╭──

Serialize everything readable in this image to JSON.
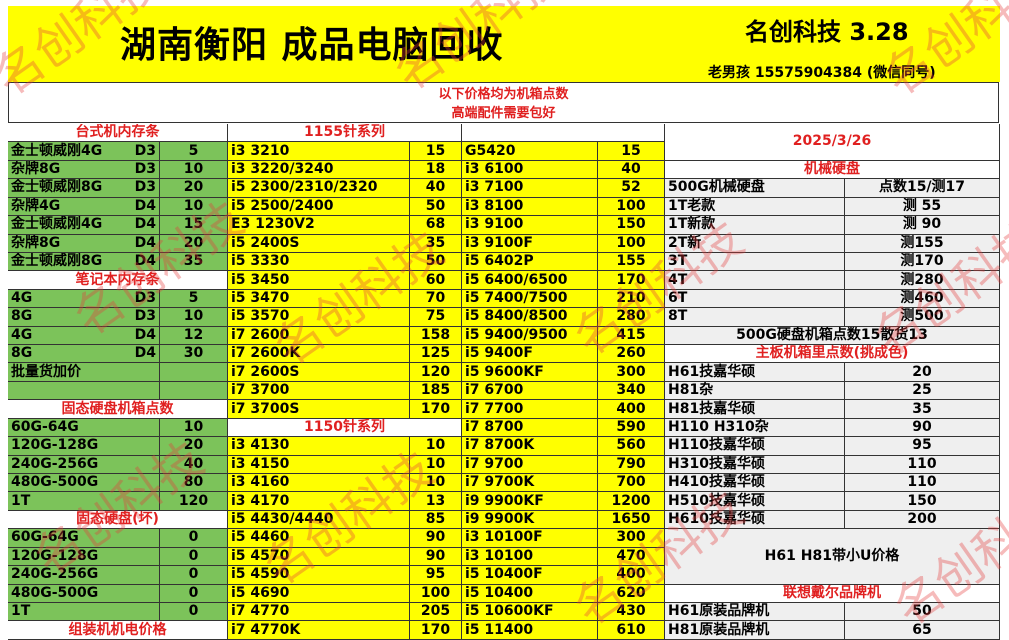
{
  "header": {
    "title": "湖南衡阳 成品电脑回收",
    "brand": "名创科技 3.28",
    "contact": "老男孩 15575904384 (微信同号)"
  },
  "notice": [
    "以下价格均为机箱点数",
    "高端配件需要包好"
  ],
  "watermark": "名创科技",
  "colors": {
    "green": "#7cc35a",
    "yellow": "#ffff00",
    "gray": "#efefef",
    "heading_red": "#e02020"
  },
  "left": {
    "desktop_memory": {
      "title": "台式机内存条",
      "items": [
        {
          "name": "金士顿威刚4G",
          "type": "D3",
          "points": "5"
        },
        {
          "name": "杂牌8G",
          "type": "D3",
          "points": "10"
        },
        {
          "name": "金士顿威刚8G",
          "type": "D3",
          "points": "20"
        },
        {
          "name": "杂牌4G",
          "type": "D4",
          "points": "10"
        },
        {
          "name": "金士顿威刚4G",
          "type": "D4",
          "points": "15"
        },
        {
          "name": "杂牌8G",
          "type": "D4",
          "points": "20"
        },
        {
          "name": "金士顿威刚8G",
          "type": "D4",
          "points": "35"
        }
      ]
    },
    "laptop_memory": {
      "title": "笔记本内存条",
      "items": [
        {
          "name": "4G",
          "type": "D3",
          "points": "5"
        },
        {
          "name": "8G",
          "type": "D3",
          "points": "10"
        },
        {
          "name": "4G",
          "type": "D4",
          "points": "12"
        },
        {
          "name": "8G",
          "type": "D4",
          "points": "30"
        }
      ]
    },
    "bulk_label": "批量货加价",
    "ssd": {
      "title": "固态硬盘机箱点数",
      "items": [
        {
          "size": "60G-64G",
          "points": "10"
        },
        {
          "size": "120G-128G",
          "points": "20"
        },
        {
          "size": "240G-256G",
          "points": "40"
        },
        {
          "size": "480G-500G",
          "points": "80"
        },
        {
          "size": "1T",
          "points": "120"
        }
      ]
    },
    "ssd_broken": {
      "title": "固态硬盘(坏)",
      "items": [
        {
          "size": "60G-64G",
          "points": "0"
        },
        {
          "size": "120G-128G",
          "points": "0"
        },
        {
          "size": "240G-256G",
          "points": "0"
        },
        {
          "size": "480G-500G",
          "points": "0"
        },
        {
          "size": "1T",
          "points": "0"
        }
      ]
    },
    "assembled_title": "组装机机电价格"
  },
  "middle": {
    "socket1155": {
      "title": "1155针系列",
      "items": [
        {
          "model": "i3 3210",
          "points": "15"
        },
        {
          "model": "i3 3220/3240",
          "points": "18"
        },
        {
          "model": "i5 2300/2310/2320",
          "points": "40"
        },
        {
          "model": "i5 2500/2400",
          "points": "50"
        },
        {
          "model": "E3 1230V2",
          "points": "68"
        },
        {
          "model": "i5 2400S",
          "points": "35"
        },
        {
          "model": "i5 3330",
          "points": "50"
        },
        {
          "model": "i5 3450",
          "points": "60"
        },
        {
          "model": "i5 3470",
          "points": "70"
        },
        {
          "model": "i5 3570",
          "points": "75"
        },
        {
          "model": "i7 2600",
          "points": "158"
        },
        {
          "model": "i7 2600K",
          "points": "125"
        },
        {
          "model": "i7 2600S",
          "points": "120"
        },
        {
          "model": "i7 3700",
          "points": "185"
        },
        {
          "model": "i7 3700S",
          "points": "170"
        }
      ]
    },
    "socket1150": {
      "title": "1150针系列",
      "items": [
        {
          "model": "i3 4130",
          "points": "10"
        },
        {
          "model": "i3 4150",
          "points": "10"
        },
        {
          "model": "i3 4160",
          "points": "10"
        },
        {
          "model": "i3 4170",
          "points": "13"
        },
        {
          "model": "i5 4430/4440",
          "points": "85"
        },
        {
          "model": "i5 4460",
          "points": "90"
        },
        {
          "model": "i5 4570",
          "points": "90"
        },
        {
          "model": "i5 4590",
          "points": "95"
        },
        {
          "model": "i5 4690",
          "points": "100"
        },
        {
          "model": "i7 4770",
          "points": "205"
        },
        {
          "model": "i7 4770K",
          "points": "170"
        }
      ]
    },
    "other_cpus": {
      "items": [
        {
          "model": "G5420",
          "points": "15"
        },
        {
          "model": "i3 6100",
          "points": "40"
        },
        {
          "model": "i3 7100",
          "points": "52"
        },
        {
          "model": "i3 8100",
          "points": "100"
        },
        {
          "model": "i3 9100",
          "points": "150"
        },
        {
          "model": "i3 9100F",
          "points": "100"
        },
        {
          "model": "i5 6402P",
          "points": "155"
        },
        {
          "model": "i5 6400/6500",
          "points": "170"
        },
        {
          "model": "i5 7400/7500",
          "points": "210"
        },
        {
          "model": "i5 8400/8500",
          "points": "280"
        },
        {
          "model": "i5 9400/9500",
          "points": "415"
        },
        {
          "model": "i5 9400F",
          "points": "260"
        },
        {
          "model": "i5 9600KF",
          "points": "300"
        },
        {
          "model": "i7 6700",
          "points": "340"
        },
        {
          "model": "i7 7700",
          "points": "400"
        },
        {
          "model": "i7 8700",
          "points": "590"
        },
        {
          "model": "i7 8700K",
          "points": "560"
        },
        {
          "model": "i7 9700",
          "points": "790"
        },
        {
          "model": "i7 9700K",
          "points": "700"
        },
        {
          "model": "i9 9900KF",
          "points": "1200"
        },
        {
          "model": "i9 9900K",
          "points": "1650"
        },
        {
          "model": "i3 10100F",
          "points": "300"
        },
        {
          "model": "i3 10100",
          "points": "470"
        },
        {
          "model": "i5 10400F",
          "points": "400"
        },
        {
          "model": "i5 10400",
          "points": "620"
        },
        {
          "model": "i5 10600KF",
          "points": "430"
        },
        {
          "model": "i5 11400",
          "points": "610"
        }
      ]
    }
  },
  "right": {
    "date": "2025/3/26",
    "hdd": {
      "title": "机械硬盘",
      "items": [
        {
          "name": "500G机械硬盘",
          "points": "点数15/测17"
        },
        {
          "name": "1T老款",
          "points": "测 55"
        },
        {
          "name": "1T新款",
          "points": "测 90"
        },
        {
          "name": "2T新",
          "points": "测155"
        },
        {
          "name": "3T",
          "points": "测170"
        },
        {
          "name": "4T",
          "points": "测280"
        },
        {
          "name": "6T",
          "points": "测460"
        },
        {
          "name": "8T",
          "points": "测500"
        }
      ],
      "note": "500G硬盘机箱点数15散货13"
    },
    "motherboard": {
      "title": "主板机箱里点数(挑成色)",
      "items": [
        {
          "name": "H61技嘉华硕",
          "points": "20"
        },
        {
          "name": "H81杂",
          "points": "25"
        },
        {
          "name": "H81技嘉华硕",
          "points": "35"
        },
        {
          "name": "H110 H310杂",
          "points": "90"
        },
        {
          "name": "H110技嘉华硕",
          "points": "95"
        },
        {
          "name": "H310技嘉华硕",
          "points": "110"
        },
        {
          "name": "H410技嘉华硕",
          "points": "110"
        },
        {
          "name": "H510技嘉华硕",
          "points": "150"
        },
        {
          "name": "H610技嘉华硕",
          "points": "200"
        }
      ]
    },
    "small_cpu_note": "H61 H81带小U价格",
    "brand_pc": {
      "title": "联想戴尔品牌机",
      "items": [
        {
          "name": "H61原装品牌机",
          "points": "50"
        },
        {
          "name": "H81原装品牌机",
          "points": "65"
        }
      ]
    }
  }
}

╰──

Repeat the listing in full and exactly. Do not include any images.

__Solution for this exercise__
Serialize everything readable in this image to JSON.
{
  "header": {
    "title": "湖南衡阳 成品电脑回收",
    "brand": "名创科技 3.28",
    "contact": "老男孩 15575904384 (微信同号)"
  },
  "notice": [
    "以下价格均为机箱点数",
    "高端配件需要包好"
  ],
  "watermark": "名创科技",
  "colors": {
    "green": "#7cc35a",
    "yellow": "#ffff00",
    "gray": "#efefef",
    "heading_red": "#e02020"
  },
  "left": {
    "desktop_memory": {
      "title": "台式机内存条",
      "items": [
        {
          "name": "金士顿威刚4G",
          "type": "D3",
          "points": "5"
        },
        {
          "name": "杂牌8G",
          "type": "D3",
          "points": "10"
        },
        {
          "name": "金士顿威刚8G",
          "type": "D3",
          "points": "20"
        },
        {
          "name": "杂牌4G",
          "type": "D4",
          "points": "10"
        },
        {
          "name": "金士顿威刚4G",
          "type": "D4",
          "points": "15"
        },
        {
          "name": "杂牌8G",
          "type": "D4",
          "points": "20"
        },
        {
          "name": "金士顿威刚8G",
          "type": "D4",
          "points": "35"
        }
      ]
    },
    "laptop_memory": {
      "title": "笔记本内存条",
      "items": [
        {
          "name": "4G",
          "type": "D3",
          "points": "5"
        },
        {
          "name": "8G",
          "type": "D3",
          "points": "10"
        },
        {
          "name": "4G",
          "type": "D4",
          "points": "12"
        },
        {
          "name": "8G",
          "type": "D4",
          "points": "30"
        }
      ]
    },
    "bulk_label": "批量货加价",
    "ssd": {
      "title": "固态硬盘机箱点数",
      "items": [
        {
          "size": "60G-64G",
          "points": "10"
        },
        {
          "size": "120G-128G",
          "points": "20"
        },
        {
          "size": "240G-256G",
          "points": "40"
        },
        {
          "size": "480G-500G",
          "points": "80"
        },
        {
          "size": "1T",
          "points": "120"
        }
      ]
    },
    "ssd_broken": {
      "title": "固态硬盘(坏)",
      "items": [
        {
          "size": "60G-64G",
          "points": "0"
        },
        {
          "size": "120G-128G",
          "points": "0"
        },
        {
          "size": "240G-256G",
          "points": "0"
        },
        {
          "size": "480G-500G",
          "points": "0"
        },
        {
          "size": "1T",
          "points": "0"
        }
      ]
    },
    "assembled_title": "组装机机电价格"
  },
  "middle": {
    "socket1155": {
      "title": "1155针系列",
      "items": [
        {
          "model": "i3 3210",
          "points": "15"
        },
        {
          "model": "i3 3220/3240",
          "points": "18"
        },
        {
          "model": "i5 2300/2310/2320",
          "points": "40"
        },
        {
          "model": "i5 2500/2400",
          "points": "50"
        },
        {
          "model": "E3 1230V2",
          "points": "68"
        },
        {
          "model": "i5 2400S",
          "points": "35"
        },
        {
          "model": "i5 3330",
          "points": "50"
        },
        {
          "model": "i5 3450",
          "points": "60"
        },
        {
          "model": "i5 3470",
          "points": "70"
        },
        {
          "model": "i5 3570",
          "points": "75"
        },
        {
          "model": "i7 2600",
          "points": "158"
        },
        {
          "model": "i7 2600K",
          "points": "125"
        },
        {
          "model": "i7 2600S",
          "points": "120"
        },
        {
          "model": "i7 3700",
          "points": "185"
        },
        {
          "model": "i7 3700S",
          "points": "170"
        }
      ]
    },
    "socket1150": {
      "title": "1150针系列",
      "items": [
        {
          "model": "i3 4130",
          "points": "10"
        },
        {
          "model": "i3 4150",
          "points": "10"
        },
        {
          "model": "i3 4160",
          "points": "10"
        },
        {
          "model": "i3 4170",
          "points": "13"
        },
        {
          "model": "i5 4430/4440",
          "points": "85"
        },
        {
          "model": "i5 4460",
          "points": "90"
        },
        {
          "model": "i5 4570",
          "points": "90"
        },
        {
          "model": "i5 4590",
          "points": "95"
        },
        {
          "model": "i5 4690",
          "points": "100"
        },
        {
          "model": "i7 4770",
          "points": "205"
        },
        {
          "model": "i7 4770K",
          "points": "170"
        }
      ]
    },
    "other_cpus": {
      "items": [
        {
          "model": "G5420",
          "points": "15"
        },
        {
          "model": "i3 6100",
          "points": "40"
        },
        {
          "model": "i3 7100",
          "points": "52"
        },
        {
          "model": "i3 8100",
          "points": "100"
        },
        {
          "model": "i3 9100",
          "points": "150"
        },
        {
          "model": "i3 9100F",
          "points": "100"
        },
        {
          "model": "i5 6402P",
          "points": "155"
        },
        {
          "model": "i5 6400/6500",
          "points": "170"
        },
        {
          "model": "i5 7400/7500",
          "points": "210"
        },
        {
          "model": "i5 8400/8500",
          "points": "280"
        },
        {
          "model": "i5 9400/9500",
          "points": "415"
        },
        {
          "model": "i5 9400F",
          "points": "260"
        },
        {
          "model": "i5 9600KF",
          "points": "300"
        },
        {
          "model": "i7 6700",
          "points": "340"
        },
        {
          "model": "i7 7700",
          "points": "400"
        },
        {
          "model": "i7 8700",
          "points": "590"
        },
        {
          "model": "i7 8700K",
          "points": "560"
        },
        {
          "model": "i7 9700",
          "points": "790"
        },
        {
          "model": "i7 9700K",
          "points": "700"
        },
        {
          "model": "i9 9900KF",
          "points": "1200"
        },
        {
          "model": "i9 9900K",
          "points": "1650"
        },
        {
          "model": "i3 10100F",
          "points": "300"
        },
        {
          "model": "i3 10100",
          "points": "470"
        },
        {
          "model": "i5 10400F",
          "points": "400"
        },
        {
          "model": "i5 10400",
          "points": "620"
        },
        {
          "model": "i5 10600KF",
          "points": "430"
        },
        {
          "model": "i5 11400",
          "points": "610"
        }
      ]
    }
  },
  "right": {
    "date": "2025/3/26",
    "hdd": {
      "title": "机械硬盘",
      "items": [
        {
          "name": "500G机械硬盘",
          "points": "点数15/测17"
        },
        {
          "name": "1T老款",
          "points": "测 55"
        },
        {
          "name": "1T新款",
          "points": "测 90"
        },
        {
          "name": "2T新",
          "points": "测155"
        },
        {
          "name": "3T",
          "points": "测170"
        },
        {
          "name": "4T",
          "points": "测280"
        },
        {
          "name": "6T",
          "points": "测460"
        },
        {
          "name": "8T",
          "points": "测500"
        }
      ],
      "note": "500G硬盘机箱点数15散货13"
    },
    "motherboard": {
      "title": "主板机箱里点数(挑成色)",
      "items": [
        {
          "name": "H61技嘉华硕",
          "points": "20"
        },
        {
          "name": "H81杂",
          "points": "25"
        },
        {
          "name": "H81技嘉华硕",
          "points": "35"
        },
        {
          "name": "H110 H310杂",
          "points": "90"
        },
        {
          "name": "H110技嘉华硕",
          "points": "95"
        },
        {
          "name": "H310技嘉华硕",
          "points": "110"
        },
        {
          "name": "H410技嘉华硕",
          "points": "110"
        },
        {
          "name": "H510技嘉华硕",
          "points": "150"
        },
        {
          "name": "H610技嘉华硕",
          "points": "200"
        }
      ]
    },
    "small_cpu_note": "H61 H81带小U价格",
    "brand_pc": {
      "title": "联想戴尔品牌机",
      "items": [
        {
          "name": "H61原装品牌机",
          "points": "50"
        },
        {
          "name": "H81原装品牌机",
          "points": "65"
        }
      ]
    }
  }
}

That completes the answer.